§ **Task brief**
Say how many lines contain "JSON", using only the number.
* Start Recorded data *
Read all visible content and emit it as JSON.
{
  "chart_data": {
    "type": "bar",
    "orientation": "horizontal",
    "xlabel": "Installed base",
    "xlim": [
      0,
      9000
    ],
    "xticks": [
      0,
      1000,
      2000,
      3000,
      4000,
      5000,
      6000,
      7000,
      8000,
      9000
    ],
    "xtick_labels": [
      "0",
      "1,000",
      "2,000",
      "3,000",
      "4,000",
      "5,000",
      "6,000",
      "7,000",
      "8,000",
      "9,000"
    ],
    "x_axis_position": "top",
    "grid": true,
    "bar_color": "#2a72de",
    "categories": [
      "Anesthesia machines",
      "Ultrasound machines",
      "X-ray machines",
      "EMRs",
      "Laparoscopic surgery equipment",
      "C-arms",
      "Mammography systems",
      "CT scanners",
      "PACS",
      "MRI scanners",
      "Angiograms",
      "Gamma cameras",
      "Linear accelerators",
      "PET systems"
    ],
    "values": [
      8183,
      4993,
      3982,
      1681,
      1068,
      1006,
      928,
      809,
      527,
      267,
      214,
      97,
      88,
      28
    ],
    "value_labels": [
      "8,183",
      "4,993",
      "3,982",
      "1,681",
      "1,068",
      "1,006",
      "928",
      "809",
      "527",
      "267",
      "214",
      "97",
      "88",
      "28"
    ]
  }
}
* End Recorded data *
* Start Recorded data *
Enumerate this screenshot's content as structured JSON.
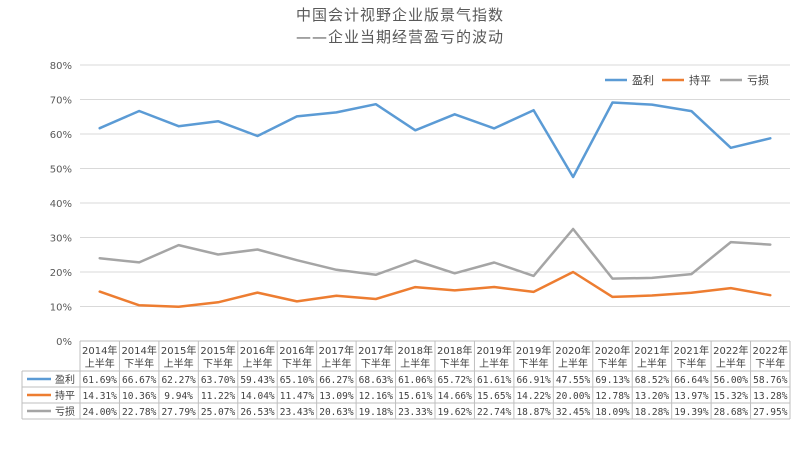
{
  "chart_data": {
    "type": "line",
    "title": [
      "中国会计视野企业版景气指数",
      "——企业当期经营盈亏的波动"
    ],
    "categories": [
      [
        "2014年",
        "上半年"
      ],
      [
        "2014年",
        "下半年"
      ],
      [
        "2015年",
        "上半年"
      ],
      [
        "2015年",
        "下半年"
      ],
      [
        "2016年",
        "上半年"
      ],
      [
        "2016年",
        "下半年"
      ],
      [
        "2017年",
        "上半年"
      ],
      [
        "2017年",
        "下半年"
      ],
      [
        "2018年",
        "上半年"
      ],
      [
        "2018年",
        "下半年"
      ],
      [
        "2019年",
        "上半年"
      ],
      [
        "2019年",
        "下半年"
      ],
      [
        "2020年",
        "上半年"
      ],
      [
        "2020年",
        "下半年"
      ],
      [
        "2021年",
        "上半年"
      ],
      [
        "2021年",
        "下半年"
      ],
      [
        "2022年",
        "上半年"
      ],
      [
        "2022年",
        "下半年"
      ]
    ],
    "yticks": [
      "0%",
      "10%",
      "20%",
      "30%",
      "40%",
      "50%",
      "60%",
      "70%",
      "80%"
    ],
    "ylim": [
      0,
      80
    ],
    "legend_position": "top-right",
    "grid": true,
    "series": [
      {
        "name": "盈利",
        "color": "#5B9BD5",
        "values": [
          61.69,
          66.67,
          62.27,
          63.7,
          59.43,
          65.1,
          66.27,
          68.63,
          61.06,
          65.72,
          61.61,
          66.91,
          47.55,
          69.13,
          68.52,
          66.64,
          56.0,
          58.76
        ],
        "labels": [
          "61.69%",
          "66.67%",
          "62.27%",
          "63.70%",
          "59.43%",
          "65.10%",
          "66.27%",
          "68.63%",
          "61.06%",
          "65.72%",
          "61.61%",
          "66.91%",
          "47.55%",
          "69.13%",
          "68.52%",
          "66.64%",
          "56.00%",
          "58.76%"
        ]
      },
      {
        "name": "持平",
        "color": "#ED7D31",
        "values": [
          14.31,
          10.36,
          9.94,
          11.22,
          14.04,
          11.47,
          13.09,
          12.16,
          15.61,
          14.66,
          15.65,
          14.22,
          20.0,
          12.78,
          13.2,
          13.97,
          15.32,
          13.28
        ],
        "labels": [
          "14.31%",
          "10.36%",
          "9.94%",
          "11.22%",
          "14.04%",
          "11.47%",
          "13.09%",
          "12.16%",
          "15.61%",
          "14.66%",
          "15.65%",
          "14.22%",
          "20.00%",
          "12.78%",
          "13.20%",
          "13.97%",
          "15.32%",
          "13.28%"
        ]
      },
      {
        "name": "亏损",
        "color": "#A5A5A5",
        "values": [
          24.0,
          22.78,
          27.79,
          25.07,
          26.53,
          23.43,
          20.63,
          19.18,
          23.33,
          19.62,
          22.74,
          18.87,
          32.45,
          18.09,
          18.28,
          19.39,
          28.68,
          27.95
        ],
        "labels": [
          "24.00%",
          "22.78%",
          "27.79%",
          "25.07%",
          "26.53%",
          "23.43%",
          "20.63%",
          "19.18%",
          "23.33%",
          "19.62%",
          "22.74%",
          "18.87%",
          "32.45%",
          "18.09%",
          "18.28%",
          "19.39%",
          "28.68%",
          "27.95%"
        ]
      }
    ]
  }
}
* End Recorded data *
* Start Recorded data *
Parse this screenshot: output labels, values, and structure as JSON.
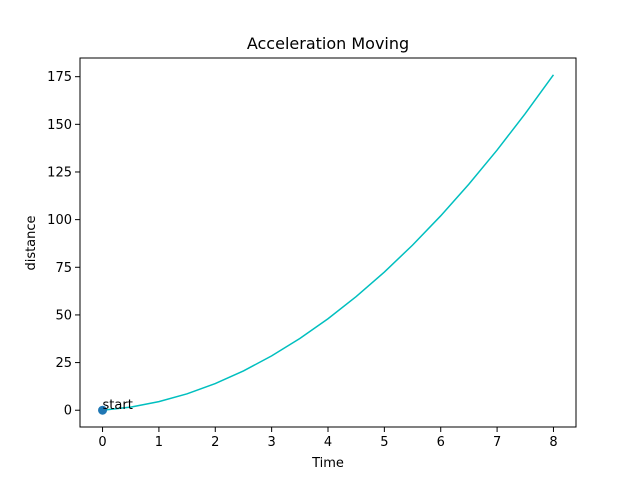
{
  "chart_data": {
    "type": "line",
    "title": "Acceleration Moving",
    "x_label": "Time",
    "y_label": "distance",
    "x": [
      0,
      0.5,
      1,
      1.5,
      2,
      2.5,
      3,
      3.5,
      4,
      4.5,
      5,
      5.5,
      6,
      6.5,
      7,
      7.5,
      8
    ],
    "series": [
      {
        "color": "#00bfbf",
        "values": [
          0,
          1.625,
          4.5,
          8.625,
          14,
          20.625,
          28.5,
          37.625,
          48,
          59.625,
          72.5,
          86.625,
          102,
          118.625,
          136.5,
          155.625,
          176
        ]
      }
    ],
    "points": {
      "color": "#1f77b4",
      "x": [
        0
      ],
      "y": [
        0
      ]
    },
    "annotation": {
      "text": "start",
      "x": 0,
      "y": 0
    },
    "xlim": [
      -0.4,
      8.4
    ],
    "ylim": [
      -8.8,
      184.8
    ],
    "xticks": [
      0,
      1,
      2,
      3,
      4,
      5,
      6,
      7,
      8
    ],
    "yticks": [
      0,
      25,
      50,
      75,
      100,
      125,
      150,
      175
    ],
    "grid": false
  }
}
* End Recorded data *
§ **Answer to the problem**
3